** Opening GIVEN TEXT block **

Village in Vestre Toten Municipality, Norway

Bøverbru is a village in Vestre Toten Municipality in Innlandet county, Norway. The village is located about 3.5 km to the southeast of the village of Reinsvoll and about 4 km to the northwest of the village of Kolbu in neighboring Østre Toten Municipality. The village of Eina lies about 6 km to the southwest of Bøverbru.

The 0.74 km2 village has a population (2024) of 744 and a population density of 1005 PD/km2.

"Toten Kjøtt", a local meat producer, and Studio Studio Nyhagen, a music production company are both located in the village. Ås Church is located about 1 km to the northeast of the village centre.

==History==
The settlement grew up around the Bøverbru Station, a railway station along the Skreiabanen railway line starting in 1902. In the same year, Bøverbru was established as a postal address. The name Bøverbru comes from the name "Bøfr-Broen" (an older spelling) which was used for a local bridge over the river Bøvra. This name can be found in documents dating back to the 18th century. In the first part of the 20th century, quarrying and lime burning were important business activities in the Bøverbru area. The railway line to Bøverbru was closed to passenger traffic in 1963 (and freight traffic continued) and it was closed completely in 1987.

** Closing GIVEN TEXT block **
** Opening SUPPLIED DATA block **

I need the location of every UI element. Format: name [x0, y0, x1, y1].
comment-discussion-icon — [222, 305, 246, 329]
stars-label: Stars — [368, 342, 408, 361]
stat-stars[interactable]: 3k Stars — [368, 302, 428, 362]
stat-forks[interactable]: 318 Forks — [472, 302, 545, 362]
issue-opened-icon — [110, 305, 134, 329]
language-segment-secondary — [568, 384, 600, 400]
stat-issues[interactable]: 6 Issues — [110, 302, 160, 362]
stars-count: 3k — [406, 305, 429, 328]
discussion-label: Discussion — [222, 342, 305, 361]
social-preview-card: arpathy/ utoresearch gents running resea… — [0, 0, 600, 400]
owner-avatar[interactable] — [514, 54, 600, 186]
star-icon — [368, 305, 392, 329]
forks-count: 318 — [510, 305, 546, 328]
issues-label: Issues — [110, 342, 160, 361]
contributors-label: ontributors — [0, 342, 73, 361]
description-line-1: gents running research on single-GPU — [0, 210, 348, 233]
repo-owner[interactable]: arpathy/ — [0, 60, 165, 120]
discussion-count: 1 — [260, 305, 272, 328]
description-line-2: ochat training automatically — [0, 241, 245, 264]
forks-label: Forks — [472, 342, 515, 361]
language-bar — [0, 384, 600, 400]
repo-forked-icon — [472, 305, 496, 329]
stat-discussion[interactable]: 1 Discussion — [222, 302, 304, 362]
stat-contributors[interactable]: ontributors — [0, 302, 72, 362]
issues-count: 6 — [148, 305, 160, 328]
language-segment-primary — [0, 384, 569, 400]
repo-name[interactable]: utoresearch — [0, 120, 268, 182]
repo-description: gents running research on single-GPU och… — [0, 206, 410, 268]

** Closing SUPPLIED DATA block **

● **TRY IT**:
Render this sentence from the text on Bøverbru in Spanish: "The village of Eina lies about 6 km to the southwest of Bøverbru."

● **ANSWER BOX**:
El pueblo de Eina se encuentra a unos 6 km al suroeste de Bøverbru.